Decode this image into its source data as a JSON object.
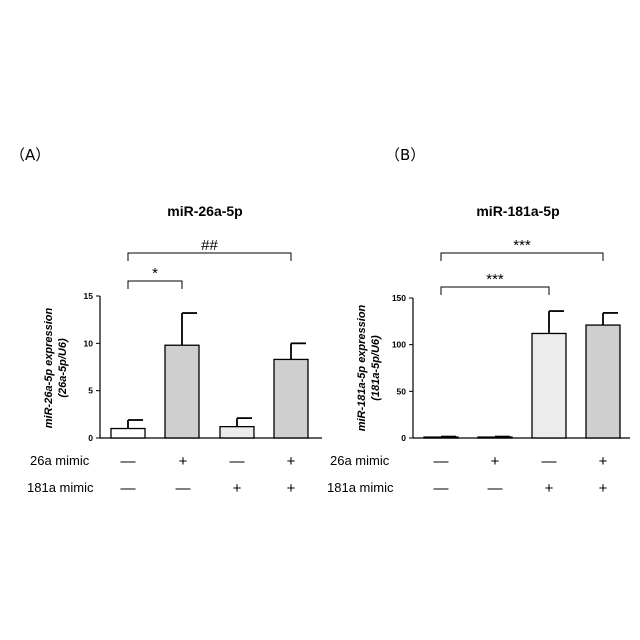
{
  "panels": {
    "a": {
      "label": "（A）",
      "title": "miR-26a-5p",
      "ylabel_line1": "miR-26a-5p expression",
      "ylabel_line2": "(26a-5p/U6)"
    },
    "b": {
      "label": "（B）",
      "title": "miR-181a-5p",
      "ylabel_line1": "miR-181a-5p expression",
      "ylabel_line2": "(181a-5p/U6)"
    }
  },
  "treatment_rows": [
    {
      "label": "26a mimic",
      "signs": [
        "—",
        "+",
        "—",
        "+"
      ]
    },
    {
      "label": "181a mimic",
      "signs": [
        "—",
        "—",
        "+",
        "+"
      ]
    }
  ],
  "colors": {
    "bar_fills": [
      "#ffffff",
      "#cfcfcf",
      "#ececec",
      "#cfcfcf"
    ],
    "stroke": "#000000"
  },
  "chart_data": [
    {
      "type": "bar",
      "title": "miR-26a-5p",
      "ylabel": "miR-26a-5p expression (26a-5p/U6)",
      "ylim": [
        0,
        15
      ],
      "yticks": [
        0,
        5,
        10,
        15
      ],
      "groups": [
        "26a mimic — / 181a mimic —",
        "26a mimic + / 181a mimic —",
        "26a mimic — / 181a mimic +",
        "26a mimic + / 181a mimic +"
      ],
      "values": [
        1.0,
        9.8,
        1.2,
        8.3
      ],
      "errors": [
        0.9,
        3.4,
        0.9,
        1.7
      ],
      "significance": [
        {
          "from": 0,
          "to": 1,
          "label": "*"
        },
        {
          "from": 0,
          "to": 3,
          "label": "##"
        }
      ]
    },
    {
      "type": "bar",
      "title": "miR-181a-5p",
      "ylabel": "miR-181a-5p expression (181a-5p/U6)",
      "ylim": [
        0,
        150
      ],
      "yticks": [
        0,
        50,
        100,
        150
      ],
      "groups": [
        "26a mimic — / 181a mimic —",
        "26a mimic + / 181a mimic —",
        "26a mimic — / 181a mimic +",
        "26a mimic + / 181a mimic +"
      ],
      "values": [
        1.0,
        1.0,
        112,
        121
      ],
      "errors": [
        0.5,
        0.5,
        24,
        13
      ],
      "significance": [
        {
          "from": 0,
          "to": 2,
          "label": "***"
        },
        {
          "from": 0,
          "to": 3,
          "label": "***"
        }
      ]
    }
  ]
}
□ □ □ □
Transcribe the records above verbatim. Do not carry over any picture.

Decode this image into its source data as a JSON object.
{
  "panels": {
    "a": {
      "label": "（A）",
      "title": "miR-26a-5p",
      "ylabel_line1": "miR-26a-5p expression",
      "ylabel_line2": "(26a-5p/U6)"
    },
    "b": {
      "label": "（B）",
      "title": "miR-181a-5p",
      "ylabel_line1": "miR-181a-5p expression",
      "ylabel_line2": "(181a-5p/U6)"
    }
  },
  "treatment_rows": [
    {
      "label": "26a mimic",
      "signs": [
        "—",
        "+",
        "—",
        "+"
      ]
    },
    {
      "label": "181a mimic",
      "signs": [
        "—",
        "—",
        "+",
        "+"
      ]
    }
  ],
  "colors": {
    "bar_fills": [
      "#ffffff",
      "#cfcfcf",
      "#ececec",
      "#cfcfcf"
    ],
    "stroke": "#000000"
  },
  "chart_data": [
    {
      "type": "bar",
      "title": "miR-26a-5p",
      "ylabel": "miR-26a-5p expression (26a-5p/U6)",
      "ylim": [
        0,
        15
      ],
      "yticks": [
        0,
        5,
        10,
        15
      ],
      "groups": [
        "26a mimic — / 181a mimic —",
        "26a mimic + / 181a mimic —",
        "26a mimic — / 181a mimic +",
        "26a mimic + / 181a mimic +"
      ],
      "values": [
        1.0,
        9.8,
        1.2,
        8.3
      ],
      "errors": [
        0.9,
        3.4,
        0.9,
        1.7
      ],
      "significance": [
        {
          "from": 0,
          "to": 1,
          "label": "*"
        },
        {
          "from": 0,
          "to": 3,
          "label": "##"
        }
      ]
    },
    {
      "type": "bar",
      "title": "miR-181a-5p",
      "ylabel": "miR-181a-5p expression (181a-5p/U6)",
      "ylim": [
        0,
        150
      ],
      "yticks": [
        0,
        50,
        100,
        150
      ],
      "groups": [
        "26a mimic — / 181a mimic —",
        "26a mimic + / 181a mimic —",
        "26a mimic — / 181a mimic +",
        "26a mimic + / 181a mimic +"
      ],
      "values": [
        1.0,
        1.0,
        112,
        121
      ],
      "errors": [
        0.5,
        0.5,
        24,
        13
      ],
      "significance": [
        {
          "from": 0,
          "to": 2,
          "label": "***"
        },
        {
          "from": 0,
          "to": 3,
          "label": "***"
        }
      ]
    }
  ]
}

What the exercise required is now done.